— start of Excerpted data —
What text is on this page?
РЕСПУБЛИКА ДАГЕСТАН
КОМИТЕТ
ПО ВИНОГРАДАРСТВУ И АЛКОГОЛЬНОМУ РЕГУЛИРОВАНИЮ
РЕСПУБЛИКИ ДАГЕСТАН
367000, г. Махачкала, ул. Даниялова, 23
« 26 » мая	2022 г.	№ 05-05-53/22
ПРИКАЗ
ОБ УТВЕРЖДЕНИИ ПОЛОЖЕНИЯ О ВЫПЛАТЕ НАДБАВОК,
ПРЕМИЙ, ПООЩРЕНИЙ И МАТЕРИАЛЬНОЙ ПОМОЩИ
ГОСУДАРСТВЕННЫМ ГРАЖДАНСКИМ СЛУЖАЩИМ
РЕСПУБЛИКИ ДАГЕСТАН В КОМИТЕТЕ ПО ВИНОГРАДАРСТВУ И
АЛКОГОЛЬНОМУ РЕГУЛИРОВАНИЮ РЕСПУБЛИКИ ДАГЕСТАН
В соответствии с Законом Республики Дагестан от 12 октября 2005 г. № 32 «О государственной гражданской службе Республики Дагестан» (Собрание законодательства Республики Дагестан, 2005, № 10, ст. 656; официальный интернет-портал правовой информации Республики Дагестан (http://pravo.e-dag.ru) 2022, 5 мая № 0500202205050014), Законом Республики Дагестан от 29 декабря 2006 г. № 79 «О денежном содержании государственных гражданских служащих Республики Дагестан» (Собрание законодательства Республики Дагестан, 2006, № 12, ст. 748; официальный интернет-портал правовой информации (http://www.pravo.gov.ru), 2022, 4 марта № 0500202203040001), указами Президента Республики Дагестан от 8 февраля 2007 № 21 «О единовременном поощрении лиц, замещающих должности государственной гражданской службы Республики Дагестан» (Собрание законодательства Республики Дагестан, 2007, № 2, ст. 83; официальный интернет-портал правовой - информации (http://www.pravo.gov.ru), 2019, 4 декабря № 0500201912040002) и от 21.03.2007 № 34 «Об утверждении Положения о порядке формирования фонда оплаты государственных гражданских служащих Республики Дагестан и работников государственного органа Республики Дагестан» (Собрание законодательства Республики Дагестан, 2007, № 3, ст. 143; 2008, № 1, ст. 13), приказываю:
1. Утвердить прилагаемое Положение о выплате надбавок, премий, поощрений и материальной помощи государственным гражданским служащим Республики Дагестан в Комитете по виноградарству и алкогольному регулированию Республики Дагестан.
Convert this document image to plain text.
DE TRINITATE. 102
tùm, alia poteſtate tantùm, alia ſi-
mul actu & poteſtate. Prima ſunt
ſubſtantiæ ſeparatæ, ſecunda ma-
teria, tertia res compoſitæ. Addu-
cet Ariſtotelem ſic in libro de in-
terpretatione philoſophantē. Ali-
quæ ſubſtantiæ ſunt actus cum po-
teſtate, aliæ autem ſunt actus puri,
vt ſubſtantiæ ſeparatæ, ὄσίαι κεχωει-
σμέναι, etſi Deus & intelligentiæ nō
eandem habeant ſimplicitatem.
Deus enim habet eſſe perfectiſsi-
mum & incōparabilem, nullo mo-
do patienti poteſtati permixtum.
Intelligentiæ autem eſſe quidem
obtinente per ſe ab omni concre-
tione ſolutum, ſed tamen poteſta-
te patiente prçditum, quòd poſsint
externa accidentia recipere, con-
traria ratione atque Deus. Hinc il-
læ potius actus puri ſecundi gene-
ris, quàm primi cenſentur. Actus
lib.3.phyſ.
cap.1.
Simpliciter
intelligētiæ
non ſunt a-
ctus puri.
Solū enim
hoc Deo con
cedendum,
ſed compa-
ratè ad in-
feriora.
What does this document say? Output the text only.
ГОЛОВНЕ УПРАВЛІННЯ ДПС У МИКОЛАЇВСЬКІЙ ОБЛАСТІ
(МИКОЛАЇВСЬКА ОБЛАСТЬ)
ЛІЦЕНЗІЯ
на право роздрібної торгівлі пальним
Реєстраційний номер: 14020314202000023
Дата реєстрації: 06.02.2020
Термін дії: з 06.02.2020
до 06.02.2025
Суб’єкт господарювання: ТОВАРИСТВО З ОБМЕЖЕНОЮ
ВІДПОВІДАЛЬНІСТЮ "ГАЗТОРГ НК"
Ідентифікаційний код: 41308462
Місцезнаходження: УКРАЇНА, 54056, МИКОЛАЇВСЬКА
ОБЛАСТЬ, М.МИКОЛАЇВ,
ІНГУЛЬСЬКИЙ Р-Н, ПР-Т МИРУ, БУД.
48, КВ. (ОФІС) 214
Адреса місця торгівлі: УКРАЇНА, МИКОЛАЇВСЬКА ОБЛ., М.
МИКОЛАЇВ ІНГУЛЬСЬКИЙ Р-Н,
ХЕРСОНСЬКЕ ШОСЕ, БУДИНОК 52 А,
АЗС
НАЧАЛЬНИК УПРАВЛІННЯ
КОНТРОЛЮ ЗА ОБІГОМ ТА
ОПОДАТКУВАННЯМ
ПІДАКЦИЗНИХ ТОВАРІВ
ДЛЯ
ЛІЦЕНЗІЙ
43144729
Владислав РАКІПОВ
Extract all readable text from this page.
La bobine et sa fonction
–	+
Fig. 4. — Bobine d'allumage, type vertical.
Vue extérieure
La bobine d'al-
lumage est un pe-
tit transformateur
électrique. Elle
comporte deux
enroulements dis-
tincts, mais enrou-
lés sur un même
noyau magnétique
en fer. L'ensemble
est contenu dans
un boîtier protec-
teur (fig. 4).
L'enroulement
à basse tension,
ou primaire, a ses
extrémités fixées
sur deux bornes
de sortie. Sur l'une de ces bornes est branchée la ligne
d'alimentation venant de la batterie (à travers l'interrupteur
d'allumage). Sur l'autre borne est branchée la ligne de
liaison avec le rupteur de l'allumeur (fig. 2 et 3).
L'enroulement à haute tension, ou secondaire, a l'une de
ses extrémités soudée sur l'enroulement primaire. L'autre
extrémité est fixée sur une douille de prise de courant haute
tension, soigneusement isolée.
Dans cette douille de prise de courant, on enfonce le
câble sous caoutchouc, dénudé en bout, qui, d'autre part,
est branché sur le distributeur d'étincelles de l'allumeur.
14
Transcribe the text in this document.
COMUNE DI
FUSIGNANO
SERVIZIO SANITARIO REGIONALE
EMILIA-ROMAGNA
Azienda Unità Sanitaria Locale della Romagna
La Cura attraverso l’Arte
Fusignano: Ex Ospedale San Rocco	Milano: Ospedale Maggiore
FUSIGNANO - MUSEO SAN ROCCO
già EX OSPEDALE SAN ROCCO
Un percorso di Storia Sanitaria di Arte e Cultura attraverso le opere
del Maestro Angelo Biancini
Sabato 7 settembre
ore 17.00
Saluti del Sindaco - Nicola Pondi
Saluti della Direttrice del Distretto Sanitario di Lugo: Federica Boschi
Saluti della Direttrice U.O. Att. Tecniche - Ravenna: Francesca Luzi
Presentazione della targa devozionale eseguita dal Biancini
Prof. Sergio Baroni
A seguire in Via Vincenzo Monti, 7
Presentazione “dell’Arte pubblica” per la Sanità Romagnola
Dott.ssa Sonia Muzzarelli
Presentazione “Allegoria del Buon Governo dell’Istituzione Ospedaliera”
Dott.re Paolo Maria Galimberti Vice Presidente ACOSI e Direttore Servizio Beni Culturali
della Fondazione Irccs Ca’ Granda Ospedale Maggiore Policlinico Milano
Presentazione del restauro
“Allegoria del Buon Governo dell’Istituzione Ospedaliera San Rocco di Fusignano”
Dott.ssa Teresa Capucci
— end of Excerpted data —
Your objective
Your task is to gather every line with the word "prise" and copy it.

Answer in full
extrémité est fixée sur une douille de prise de courant haute
Dans cette douille de prise de courant, on enfonce le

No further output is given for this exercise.